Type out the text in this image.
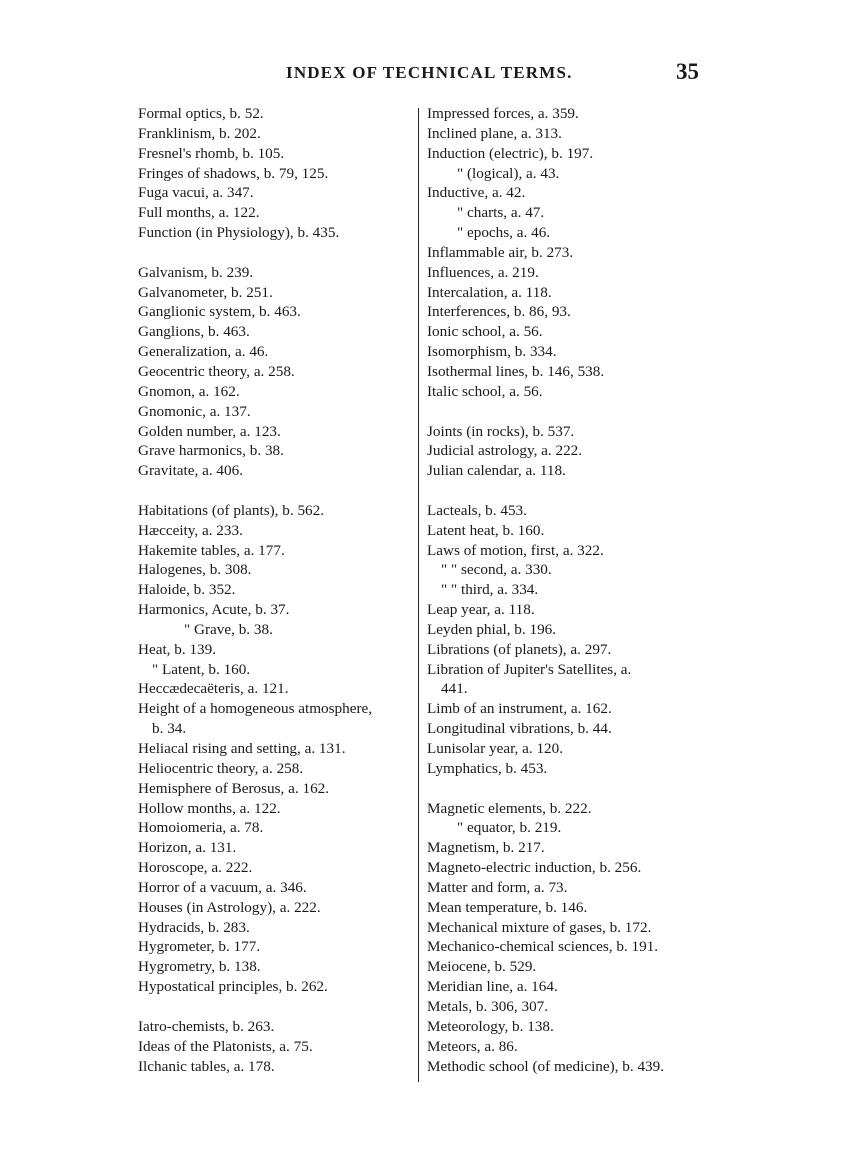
INDEX OF TECHNICAL TERMS.	35
Formal optics, b. 52.
Franklinism, b. 202.
Fresnel's rhomb, b. 105.
Fringes of shadows, b. 79, 125.
Fuga vacui, a. 347.
Full months, a. 122.
Function (in Physiology), b. 435.
Galvanism, b. 239.
Galvanometer, b. 251.
Ganglionic system, b. 463.
Ganglions, b. 463.
Generalization, a. 46.
Geocentric theory, a. 258.
Gnomon, a. 162.
Gnomonic, a. 137.
Golden number, a. 123.
Grave harmonics, b. 38.
Gravitate, a. 406.
Habitations (of plants), b. 562.
Hæcceity, a. 233.
Hakemite tables, a. 177.
Halogenes, b. 308.
Haloide, b. 352.
Harmonics, Acute, b. 37.
" Grave, b. 38.
Heat, b. 139.
" Latent, b. 160.
Heccædecaëteris, a. 121.
Height of a homogeneous atmosphere,
b. 34.
Heliacal rising and setting, a. 131.
Heliocentric theory, a. 258.
Hemisphere of Berosus, a. 162.
Hollow months, a. 122.
Homoiomeria, a. 78.
Horizon, a. 131.
Horoscope, a. 222.
Horror of a vacuum, a. 346.
Houses (in Astrology), a. 222.
Hydracids, b. 283.
Hygrometer, b. 177.
Hygrometry, b. 138.
Hypostatical principles, b. 262.
Iatro-chemists, b. 263.
Ideas of the Platonists, a. 75.
Ilchanic tables, a. 178.
Impressed forces, a. 359.
Inclined plane, a. 313.
Induction (electric), b. 197.
" (logical), a. 43.
Inductive, a. 42.
" charts, a. 47.
" epochs, a. 46.
Inflammable air, b. 273.
Influences, a. 219.
Intercalation, a. 118.
Interferences, b. 86, 93.
Ionic school, a. 56.
Isomorphism, b. 334.
Isothermal lines, b. 146, 538.
Italic school, a. 56.
Joints (in rocks), b. 537.
Judicial astrology, a. 222.
Julian calendar, a. 118.
Lacteals, b. 453.
Latent heat, b. 160.
Laws of motion, first, a. 322.
" " second, a. 330.
" " third, a. 334.
Leap year, a. 118.
Leyden phial, b. 196.
Librations (of planets), a. 297.
Libration of Jupiter's Satellites, a.
441.
Limb of an instrument, a. 162.
Longitudinal vibrations, b. 44.
Lunisolar year, a. 120.
Lymphatics, b. 453.
Magnetic elements, b. 222.
" equator, b. 219.
Magnetism, b. 217.
Magneto-electric induction, b. 256.
Matter and form, a. 73.
Mean temperature, b. 146.
Mechanical mixture of gases, b. 172.
Mechanico-chemical sciences, b. 191.
Meiocene, b. 529.
Meridian line, a. 164.
Metals, b. 306, 307.
Meteorology, b. 138.
Meteors, a. 86.
Methodic school (of medicine), b. 439.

§ **WHAT THIS TASK INVOLVES**: Taking the entries as a whole, work out how many lines contain the string "months". Respond with only the number.

§ **ANSWER TO THE PROBLEM**: 2